- _WHAT IS BEING ASKED_:
Every line below that includes "Coarse" counts toward the total. Report that total alone.

### MATERIAL TO PROCESS

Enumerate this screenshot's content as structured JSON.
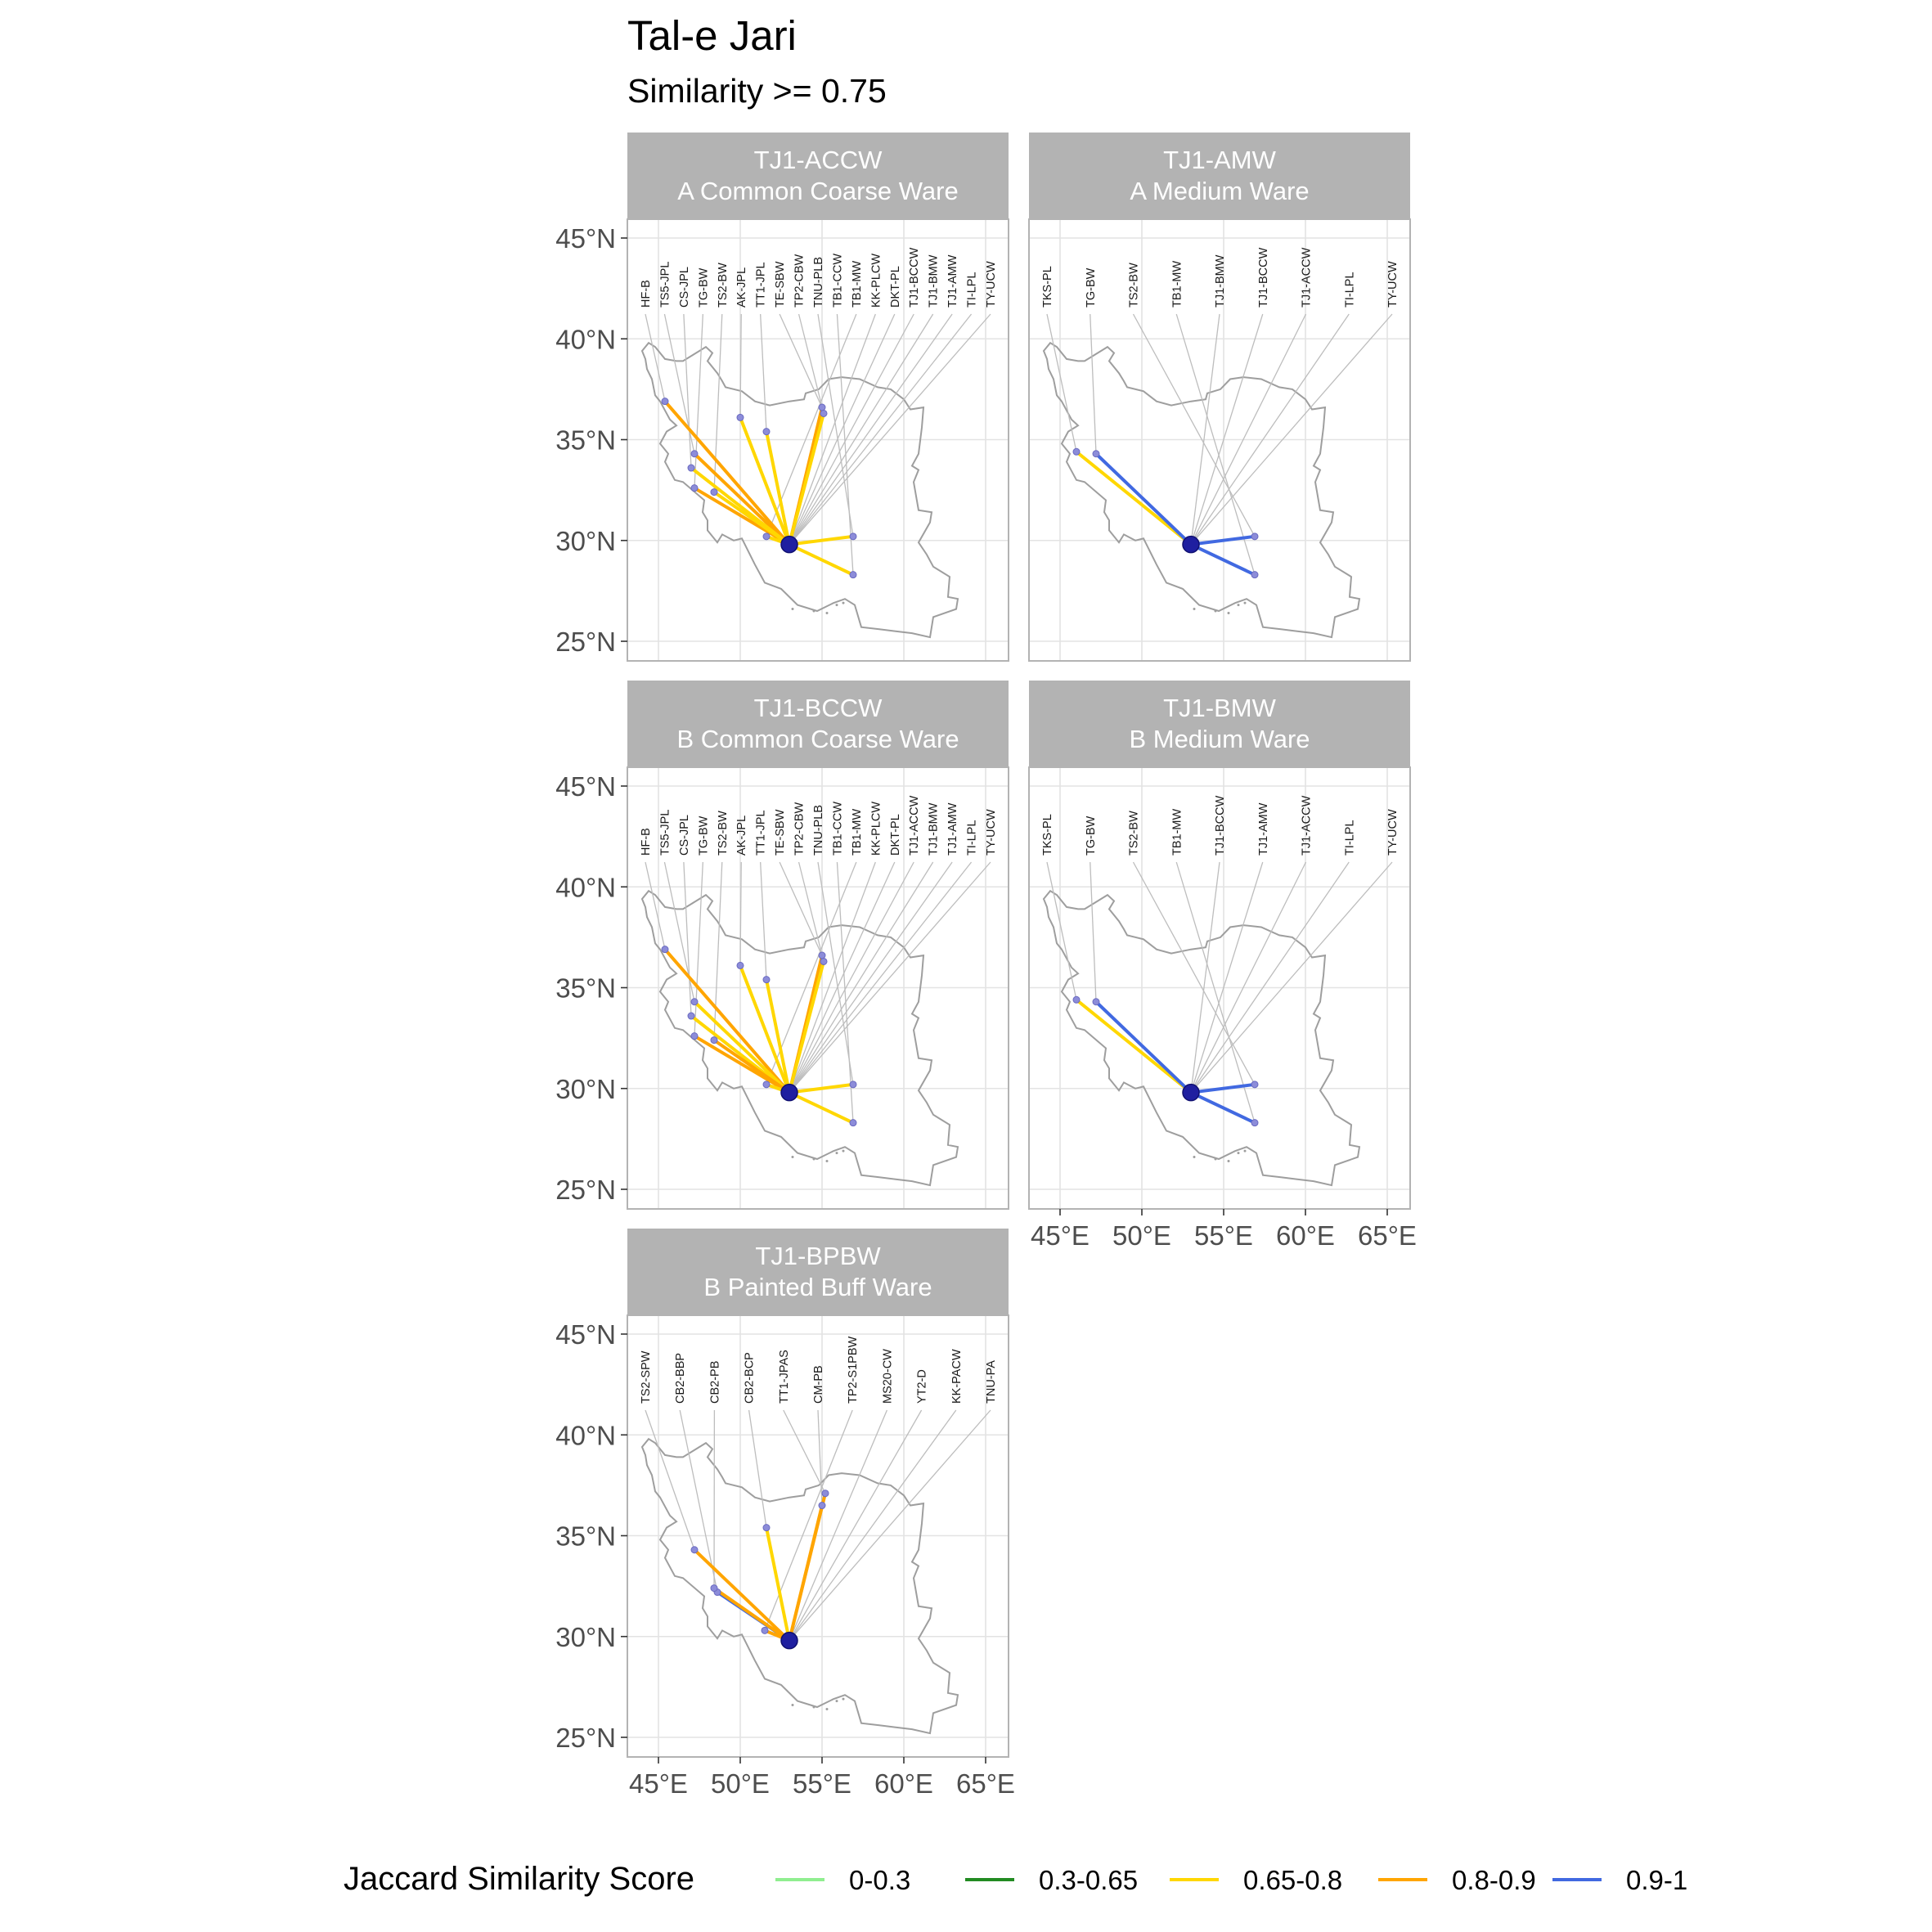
{
  "title": "Tal-e Jari",
  "subtitle": "Similarity >= 0.75",
  "chart_data": {
    "type": "map",
    "region": "Iran",
    "x_ticks": [
      "45°E",
      "50°E",
      "55°E",
      "60°E",
      "65°E"
    ],
    "y_ticks": [
      "45°N",
      "40°N",
      "35°N",
      "30°N",
      "25°N"
    ],
    "origin": {
      "lon": 53.0,
      "lat": 29.8
    },
    "legend": {
      "title": "Jaccard Similarity Score",
      "items": [
        {
          "label": "0-0.3",
          "color": "#90EE90"
        },
        {
          "label": "0.3-0.65",
          "color": "#228B22"
        },
        {
          "label": "0.65-0.8",
          "color": "#FFD700"
        },
        {
          "label": "0.8-0.9",
          "color": "#FFA500"
        },
        {
          "label": "0.9-1",
          "color": "#4169E1"
        }
      ]
    },
    "panels": [
      {
        "id": "TJ1-ACCW",
        "name": "A Common Coarse Ware",
        "labels": [
          "HF-B",
          "TS5-JPL",
          "CS-JPL",
          "TG-BW",
          "TS2-BW",
          "AK-JPL",
          "TT1-JPL",
          "TE-SBW",
          "TP2-CBW",
          "TNU-PLB",
          "TB1-CCW",
          "TB1-MW",
          "KK-PLCW",
          "DKT-PL",
          "TJ1-BCCW",
          "TJ1-BMW",
          "TJ1-AMW",
          "TI-LPL",
          "TY-UCW"
        ],
        "links": [
          {
            "lon": 45.4,
            "lat": 36.9,
            "c": 3
          },
          {
            "lon": 47.2,
            "lat": 34.3,
            "c": 3
          },
          {
            "lon": 47.0,
            "lat": 33.6,
            "c": 2
          },
          {
            "lon": 47.2,
            "lat": 32.6,
            "c": 3
          },
          {
            "lon": 48.4,
            "lat": 32.4,
            "c": 2
          },
          {
            "lon": 50.0,
            "lat": 36.1,
            "c": 2
          },
          {
            "lon": 51.6,
            "lat": 35.4,
            "c": 2
          },
          {
            "lon": 55.0,
            "lat": 36.6,
            "c": 3
          },
          {
            "lon": 55.1,
            "lat": 36.3,
            "c": 2
          },
          {
            "lon": 56.9,
            "lat": 30.2,
            "c": 2
          },
          {
            "lon": 56.9,
            "lat": 28.3,
            "c": 2
          },
          {
            "lon": 51.6,
            "lat": 30.2,
            "c": 2
          }
        ],
        "dots": [
          {
            "lon": 45.4,
            "lat": 36.9
          },
          {
            "lon": 47.2,
            "lat": 34.3
          },
          {
            "lon": 47.0,
            "lat": 33.6
          },
          {
            "lon": 47.2,
            "lat": 32.6
          },
          {
            "lon": 48.4,
            "lat": 32.4
          },
          {
            "lon": 50.0,
            "lat": 36.1
          },
          {
            "lon": 51.6,
            "lat": 35.4
          },
          {
            "lon": 55.0,
            "lat": 36.6
          },
          {
            "lon": 55.1,
            "lat": 36.3
          },
          {
            "lon": 56.9,
            "lat": 30.2
          },
          {
            "lon": 56.9,
            "lat": 28.3
          },
          {
            "lon": 51.6,
            "lat": 30.2
          }
        ]
      },
      {
        "id": "TJ1-AMW",
        "name": "A Medium Ware",
        "labels": [
          "TKS-PL",
          "TG-BW",
          "TS2-BW",
          "TB1-MW",
          "TJ1-BMW",
          "TJ1-BCCW",
          "TJ1-ACCW",
          "TI-LPL",
          "TY-UCW"
        ],
        "links": [
          {
            "lon": 46.0,
            "lat": 34.4,
            "c": 2
          },
          {
            "lon": 47.2,
            "lat": 34.3,
            "c": 4
          },
          {
            "lon": 56.9,
            "lat": 30.2,
            "c": 4
          },
          {
            "lon": 56.9,
            "lat": 28.3,
            "c": 4
          }
        ],
        "dots": [
          {
            "lon": 46.0,
            "lat": 34.4
          },
          {
            "lon": 47.2,
            "lat": 34.3
          },
          {
            "lon": 56.9,
            "lat": 30.2
          },
          {
            "lon": 56.9,
            "lat": 28.3
          }
        ]
      },
      {
        "id": "TJ1-BCCW",
        "name": "B Common Coarse Ware",
        "labels": [
          "HF-B",
          "TS5-JPL",
          "CS-JPL",
          "TG-BW",
          "TS2-BW",
          "AK-JPL",
          "TT1-JPL",
          "TE-SBW",
          "TP2-CBW",
          "TNU-PLB",
          "TB1-CCW",
          "TB1-MW",
          "KK-PLCW",
          "DKT-PL",
          "TJ1-ACCW",
          "TJ1-BMW",
          "TJ1-AMW",
          "TI-LPL",
          "TY-UCW"
        ],
        "links": [
          {
            "lon": 45.4,
            "lat": 36.9,
            "c": 3
          },
          {
            "lon": 47.2,
            "lat": 34.3,
            "c": 2
          },
          {
            "lon": 47.0,
            "lat": 33.6,
            "c": 2
          },
          {
            "lon": 47.2,
            "lat": 32.6,
            "c": 3
          },
          {
            "lon": 48.4,
            "lat": 32.4,
            "c": 3
          },
          {
            "lon": 50.0,
            "lat": 36.1,
            "c": 2
          },
          {
            "lon": 51.6,
            "lat": 35.4,
            "c": 2
          },
          {
            "lon": 55.0,
            "lat": 36.6,
            "c": 3
          },
          {
            "lon": 55.1,
            "lat": 36.3,
            "c": 2
          },
          {
            "lon": 56.9,
            "lat": 30.2,
            "c": 2
          },
          {
            "lon": 56.9,
            "lat": 28.3,
            "c": 2
          },
          {
            "lon": 51.6,
            "lat": 30.2,
            "c": 2
          }
        ],
        "dots": [
          {
            "lon": 45.4,
            "lat": 36.9
          },
          {
            "lon": 47.2,
            "lat": 34.3
          },
          {
            "lon": 47.0,
            "lat": 33.6
          },
          {
            "lon": 47.2,
            "lat": 32.6
          },
          {
            "lon": 48.4,
            "lat": 32.4
          },
          {
            "lon": 50.0,
            "lat": 36.1
          },
          {
            "lon": 51.6,
            "lat": 35.4
          },
          {
            "lon": 55.0,
            "lat": 36.6
          },
          {
            "lon": 55.1,
            "lat": 36.3
          },
          {
            "lon": 56.9,
            "lat": 30.2
          },
          {
            "lon": 56.9,
            "lat": 28.3
          },
          {
            "lon": 51.6,
            "lat": 30.2
          }
        ]
      },
      {
        "id": "TJ1-BMW",
        "name": "B Medium Ware",
        "labels": [
          "TKS-PL",
          "TG-BW",
          "TS2-BW",
          "TB1-MW",
          "TJ1-BCCW",
          "TJ1-AMW",
          "TJ1-ACCW",
          "TI-LPL",
          "TY-UCW"
        ],
        "links": [
          {
            "lon": 46.0,
            "lat": 34.4,
            "c": 2
          },
          {
            "lon": 47.2,
            "lat": 34.3,
            "c": 4
          },
          {
            "lon": 56.9,
            "lat": 30.2,
            "c": 4
          },
          {
            "lon": 56.9,
            "lat": 28.3,
            "c": 4
          }
        ],
        "dots": [
          {
            "lon": 46.0,
            "lat": 34.4
          },
          {
            "lon": 47.2,
            "lat": 34.3
          },
          {
            "lon": 56.9,
            "lat": 30.2
          },
          {
            "lon": 56.9,
            "lat": 28.3
          }
        ]
      },
      {
        "id": "TJ1-BPBW",
        "name": "B Painted Buff Ware",
        "labels": [
          "TS2-SPW",
          "CB2-BBP",
          "CB2-PB",
          "CB2-BCP",
          "TT1-JPAS",
          "CM-PB",
          "TP2-S1PBW",
          "MS20-CW",
          "YT2-D",
          "KK-PACW",
          "TNU-PA"
        ],
        "links": [
          {
            "lon": 47.2,
            "lat": 34.3,
            "c": 3
          },
          {
            "lon": 48.6,
            "lat": 32.2,
            "c": 4
          },
          {
            "lon": 48.4,
            "lat": 32.4,
            "c": 3
          },
          {
            "lon": 51.6,
            "lat": 35.4,
            "c": 2
          },
          {
            "lon": 55.2,
            "lat": 37.1,
            "c": 3
          },
          {
            "lon": 55.0,
            "lat": 36.5,
            "c": 3
          },
          {
            "lon": 51.5,
            "lat": 30.3,
            "c": 3
          }
        ],
        "dots": [
          {
            "lon": 47.2,
            "lat": 34.3
          },
          {
            "lon": 48.6,
            "lat": 32.2
          },
          {
            "lon": 48.4,
            "lat": 32.4
          },
          {
            "lon": 51.6,
            "lat": 35.4
          },
          {
            "lon": 55.2,
            "lat": 37.1
          },
          {
            "lon": 55.0,
            "lat": 36.5
          },
          {
            "lon": 51.5,
            "lat": 30.3
          }
        ]
      }
    ]
  }
}
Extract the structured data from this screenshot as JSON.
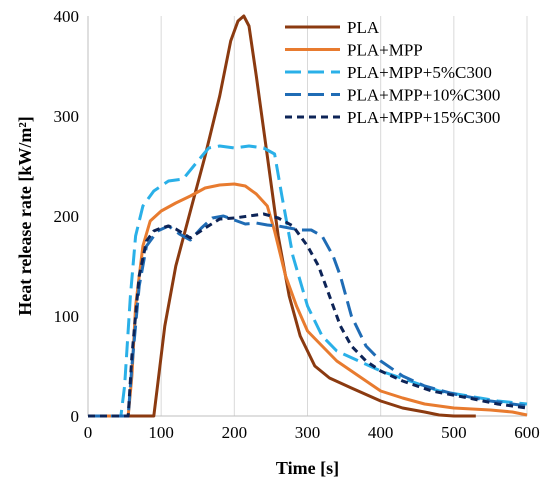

######

- _THE COMPLETED TASK_:
2